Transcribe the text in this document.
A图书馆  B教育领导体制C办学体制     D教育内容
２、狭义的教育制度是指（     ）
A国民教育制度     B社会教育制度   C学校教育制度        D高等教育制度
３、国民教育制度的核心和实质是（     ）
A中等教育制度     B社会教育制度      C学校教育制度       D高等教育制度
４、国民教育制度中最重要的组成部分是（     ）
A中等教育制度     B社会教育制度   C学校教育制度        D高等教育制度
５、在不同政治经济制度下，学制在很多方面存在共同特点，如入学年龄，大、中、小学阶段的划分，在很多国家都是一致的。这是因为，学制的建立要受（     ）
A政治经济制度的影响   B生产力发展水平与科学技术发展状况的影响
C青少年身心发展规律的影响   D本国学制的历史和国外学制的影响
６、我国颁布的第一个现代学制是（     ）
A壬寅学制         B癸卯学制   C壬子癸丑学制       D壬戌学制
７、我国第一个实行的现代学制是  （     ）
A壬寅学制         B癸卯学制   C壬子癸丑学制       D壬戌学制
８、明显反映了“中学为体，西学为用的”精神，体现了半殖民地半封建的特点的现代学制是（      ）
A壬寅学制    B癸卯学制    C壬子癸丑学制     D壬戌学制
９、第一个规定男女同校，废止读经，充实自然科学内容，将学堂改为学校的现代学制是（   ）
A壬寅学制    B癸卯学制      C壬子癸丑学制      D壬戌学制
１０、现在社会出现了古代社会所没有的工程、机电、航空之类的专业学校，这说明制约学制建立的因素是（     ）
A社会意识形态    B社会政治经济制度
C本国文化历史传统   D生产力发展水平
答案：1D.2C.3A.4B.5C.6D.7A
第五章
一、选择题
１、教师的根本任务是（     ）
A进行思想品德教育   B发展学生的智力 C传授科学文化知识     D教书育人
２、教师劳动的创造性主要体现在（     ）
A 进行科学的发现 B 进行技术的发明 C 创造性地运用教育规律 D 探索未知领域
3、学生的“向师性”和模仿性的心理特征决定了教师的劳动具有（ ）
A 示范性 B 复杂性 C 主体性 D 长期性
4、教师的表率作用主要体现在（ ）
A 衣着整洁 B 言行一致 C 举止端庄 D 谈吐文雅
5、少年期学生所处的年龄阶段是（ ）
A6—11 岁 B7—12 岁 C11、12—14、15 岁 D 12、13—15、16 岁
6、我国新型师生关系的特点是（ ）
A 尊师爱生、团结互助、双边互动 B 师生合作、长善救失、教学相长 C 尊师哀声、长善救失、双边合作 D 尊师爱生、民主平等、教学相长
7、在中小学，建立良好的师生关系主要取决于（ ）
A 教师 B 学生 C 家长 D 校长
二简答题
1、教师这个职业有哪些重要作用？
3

## What to produce
Copy all lines in the listing above where the string "C壬子癸丑学制" appears.

## Completed exercise
A壬寅学制         B癸卯学制   C壬子癸丑学制       D壬戌学制
A壬寅学制         B癸卯学制   C壬子癸丑学制       D壬戌学制
A壬寅学制    B癸卯学制    C壬子癸丑学制     D壬戌学制
A壬寅学制    B癸卯学制      C壬子癸丑学制      D壬戌学制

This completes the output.